● Goal:
Every entry needs to be reproduced exactly.

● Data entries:

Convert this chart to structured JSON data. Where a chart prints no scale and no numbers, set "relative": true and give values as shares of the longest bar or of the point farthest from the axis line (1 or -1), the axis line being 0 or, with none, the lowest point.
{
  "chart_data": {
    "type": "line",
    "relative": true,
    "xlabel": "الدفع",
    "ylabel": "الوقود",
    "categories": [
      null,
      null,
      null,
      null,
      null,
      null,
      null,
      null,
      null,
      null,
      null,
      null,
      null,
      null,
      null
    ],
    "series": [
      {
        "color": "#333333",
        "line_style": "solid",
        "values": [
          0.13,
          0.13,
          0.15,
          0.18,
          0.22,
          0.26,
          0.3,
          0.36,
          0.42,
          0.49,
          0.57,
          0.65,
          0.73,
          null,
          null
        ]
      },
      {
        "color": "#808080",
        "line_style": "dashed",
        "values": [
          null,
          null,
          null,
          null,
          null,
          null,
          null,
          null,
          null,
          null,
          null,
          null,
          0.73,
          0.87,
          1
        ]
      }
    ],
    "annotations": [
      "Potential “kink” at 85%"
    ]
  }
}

● Reply to the task:
Convert this chart to structured JSON data. Where a chart prints no scale and no numbers, set "relative": true and give values as shares of the longest bar or of the point farthest from the axis line (1 or -1), the axis line being 0 or, with none, the lowest point.
{
  "chart_data": {
    "type": "line",
    "relative": true,
    "xlabel": "الدفع",
    "ylabel": "الوقود",
    "categories": [
      null,
      null,
      null,
      null,
      null,
      null,
      null,
      null,
      null,
      null,
      null,
      null,
      null,
      null,
      null
    ],
    "series": [
      {
        "color": "#333333",
        "line_style": "solid",
        "values": [
          0.13,
          0.13,
          0.15,
          0.18,
          0.22,
          0.26,
          0.3,
          0.36,
          0.42,
          0.49,
          0.57,
          0.65,
          0.73,
          null,
          null
        ]
      },
      {
        "color": "#808080",
        "line_style": "dashed",
        "values": [
          null,
          null,
          null,
          null,
          null,
          null,
          null,
          null,
          null,
          null,
          null,
          null,
          0.73,
          0.87,
          1
        ]
      }
    ],
    "annotations": [
      "Potential “kink” at 85%"
    ]
  }
}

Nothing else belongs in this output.